## REQUIRED TASK
Identify the lines in the data below that contain "essere" and give only how many there are.

## MATERIAL TO PROCESS
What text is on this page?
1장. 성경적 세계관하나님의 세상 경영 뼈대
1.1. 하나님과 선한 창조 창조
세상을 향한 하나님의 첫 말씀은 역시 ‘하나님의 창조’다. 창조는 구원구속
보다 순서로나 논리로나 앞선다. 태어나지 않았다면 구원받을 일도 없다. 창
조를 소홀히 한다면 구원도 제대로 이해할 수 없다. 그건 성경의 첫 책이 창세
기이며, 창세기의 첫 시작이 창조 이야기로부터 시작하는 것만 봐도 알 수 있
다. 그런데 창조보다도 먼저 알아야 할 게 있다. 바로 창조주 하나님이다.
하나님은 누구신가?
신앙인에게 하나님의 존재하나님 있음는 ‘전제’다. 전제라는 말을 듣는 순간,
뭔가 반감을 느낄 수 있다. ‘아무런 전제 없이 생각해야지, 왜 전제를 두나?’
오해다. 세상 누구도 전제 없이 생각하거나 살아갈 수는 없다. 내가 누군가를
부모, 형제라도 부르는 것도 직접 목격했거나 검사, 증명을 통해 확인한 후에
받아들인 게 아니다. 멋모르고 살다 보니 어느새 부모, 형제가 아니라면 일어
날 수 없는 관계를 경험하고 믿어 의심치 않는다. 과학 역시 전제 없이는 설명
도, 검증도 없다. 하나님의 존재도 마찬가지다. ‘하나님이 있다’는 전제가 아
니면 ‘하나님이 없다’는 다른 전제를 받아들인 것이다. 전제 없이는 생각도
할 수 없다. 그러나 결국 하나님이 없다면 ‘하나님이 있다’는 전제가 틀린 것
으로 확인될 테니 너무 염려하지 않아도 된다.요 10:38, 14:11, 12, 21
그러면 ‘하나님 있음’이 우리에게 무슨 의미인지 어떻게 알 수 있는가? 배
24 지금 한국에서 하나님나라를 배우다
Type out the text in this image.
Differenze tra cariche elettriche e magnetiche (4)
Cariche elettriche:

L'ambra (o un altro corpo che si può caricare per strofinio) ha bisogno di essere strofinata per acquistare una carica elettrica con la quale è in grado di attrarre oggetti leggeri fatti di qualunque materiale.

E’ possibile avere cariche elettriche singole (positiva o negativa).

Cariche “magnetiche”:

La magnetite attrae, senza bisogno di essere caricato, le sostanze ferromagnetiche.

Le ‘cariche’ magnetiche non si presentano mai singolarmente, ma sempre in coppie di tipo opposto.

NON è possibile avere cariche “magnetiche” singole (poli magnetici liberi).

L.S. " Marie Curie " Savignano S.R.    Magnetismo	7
--
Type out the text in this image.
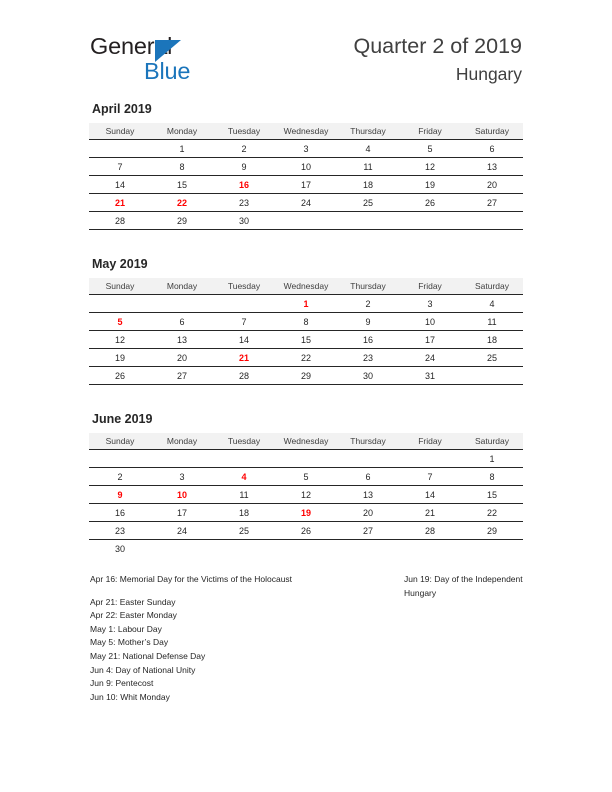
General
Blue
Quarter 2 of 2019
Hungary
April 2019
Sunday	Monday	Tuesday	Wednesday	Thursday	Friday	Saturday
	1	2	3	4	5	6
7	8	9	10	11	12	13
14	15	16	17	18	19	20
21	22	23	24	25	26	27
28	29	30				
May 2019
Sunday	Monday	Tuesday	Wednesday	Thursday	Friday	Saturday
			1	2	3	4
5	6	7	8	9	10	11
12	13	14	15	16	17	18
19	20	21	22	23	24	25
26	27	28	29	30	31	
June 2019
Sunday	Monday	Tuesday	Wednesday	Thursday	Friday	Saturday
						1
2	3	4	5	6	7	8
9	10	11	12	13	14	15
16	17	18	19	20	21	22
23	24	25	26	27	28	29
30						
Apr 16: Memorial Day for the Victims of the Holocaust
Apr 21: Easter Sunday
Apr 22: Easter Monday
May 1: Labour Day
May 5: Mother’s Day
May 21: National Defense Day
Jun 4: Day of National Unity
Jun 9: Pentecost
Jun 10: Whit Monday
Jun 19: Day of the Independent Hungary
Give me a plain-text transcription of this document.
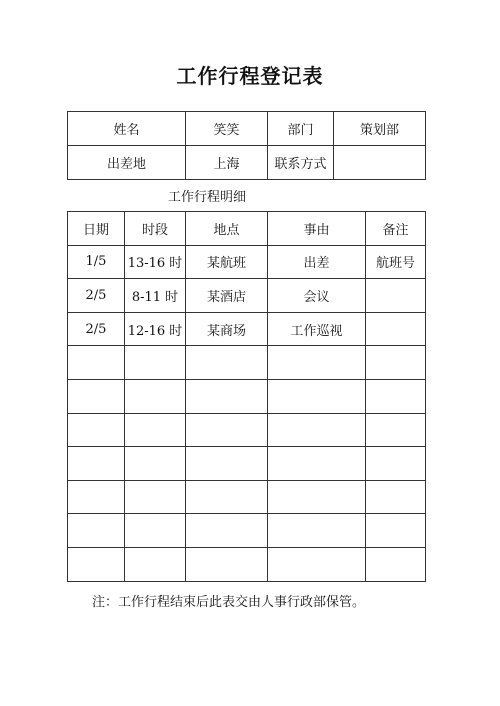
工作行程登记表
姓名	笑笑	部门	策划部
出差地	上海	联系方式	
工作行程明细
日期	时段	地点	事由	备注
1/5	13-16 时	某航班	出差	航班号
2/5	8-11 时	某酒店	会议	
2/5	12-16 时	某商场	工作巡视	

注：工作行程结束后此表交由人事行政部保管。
...
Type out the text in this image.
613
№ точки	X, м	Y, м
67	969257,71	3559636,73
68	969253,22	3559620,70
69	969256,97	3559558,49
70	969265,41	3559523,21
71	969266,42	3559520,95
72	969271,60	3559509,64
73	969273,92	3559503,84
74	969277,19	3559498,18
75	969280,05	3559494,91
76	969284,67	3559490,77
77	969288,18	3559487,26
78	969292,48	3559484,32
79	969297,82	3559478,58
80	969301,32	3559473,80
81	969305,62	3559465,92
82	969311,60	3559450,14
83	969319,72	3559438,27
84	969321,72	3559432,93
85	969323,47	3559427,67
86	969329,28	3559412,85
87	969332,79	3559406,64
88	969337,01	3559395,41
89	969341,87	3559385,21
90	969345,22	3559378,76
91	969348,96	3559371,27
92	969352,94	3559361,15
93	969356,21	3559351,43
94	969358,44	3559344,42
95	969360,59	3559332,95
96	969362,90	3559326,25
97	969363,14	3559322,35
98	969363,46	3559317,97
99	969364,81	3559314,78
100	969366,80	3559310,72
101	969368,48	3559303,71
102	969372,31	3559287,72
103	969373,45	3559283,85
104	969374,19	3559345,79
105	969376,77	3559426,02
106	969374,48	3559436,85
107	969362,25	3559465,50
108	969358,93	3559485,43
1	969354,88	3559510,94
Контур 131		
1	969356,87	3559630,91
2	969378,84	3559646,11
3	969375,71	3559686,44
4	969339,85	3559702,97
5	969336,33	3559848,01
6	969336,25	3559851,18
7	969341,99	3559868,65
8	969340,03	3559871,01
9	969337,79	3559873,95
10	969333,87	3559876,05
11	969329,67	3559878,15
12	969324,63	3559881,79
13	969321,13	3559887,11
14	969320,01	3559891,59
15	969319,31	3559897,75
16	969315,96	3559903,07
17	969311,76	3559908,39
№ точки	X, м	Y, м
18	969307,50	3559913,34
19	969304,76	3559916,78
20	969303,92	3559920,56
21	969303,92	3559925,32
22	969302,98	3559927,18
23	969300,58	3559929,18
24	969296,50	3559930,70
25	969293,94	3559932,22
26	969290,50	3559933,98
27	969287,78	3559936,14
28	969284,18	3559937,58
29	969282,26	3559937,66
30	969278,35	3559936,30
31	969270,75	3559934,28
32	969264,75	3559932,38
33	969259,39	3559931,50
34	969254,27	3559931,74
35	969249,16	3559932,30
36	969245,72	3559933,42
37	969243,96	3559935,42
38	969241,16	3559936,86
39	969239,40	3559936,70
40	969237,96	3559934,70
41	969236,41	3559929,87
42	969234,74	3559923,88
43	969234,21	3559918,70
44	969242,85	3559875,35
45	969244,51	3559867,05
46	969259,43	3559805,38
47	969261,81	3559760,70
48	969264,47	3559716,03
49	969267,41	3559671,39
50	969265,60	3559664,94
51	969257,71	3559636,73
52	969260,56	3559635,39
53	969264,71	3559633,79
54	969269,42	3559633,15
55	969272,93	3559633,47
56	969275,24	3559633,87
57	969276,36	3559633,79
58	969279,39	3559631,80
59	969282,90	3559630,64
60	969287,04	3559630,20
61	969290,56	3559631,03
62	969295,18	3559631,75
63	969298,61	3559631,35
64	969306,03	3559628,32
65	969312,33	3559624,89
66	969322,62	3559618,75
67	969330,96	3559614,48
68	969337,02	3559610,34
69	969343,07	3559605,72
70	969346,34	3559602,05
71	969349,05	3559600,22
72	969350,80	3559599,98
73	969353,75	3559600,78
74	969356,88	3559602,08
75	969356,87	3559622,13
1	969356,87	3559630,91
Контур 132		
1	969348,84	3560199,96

## WRITTEN SOLUTION
2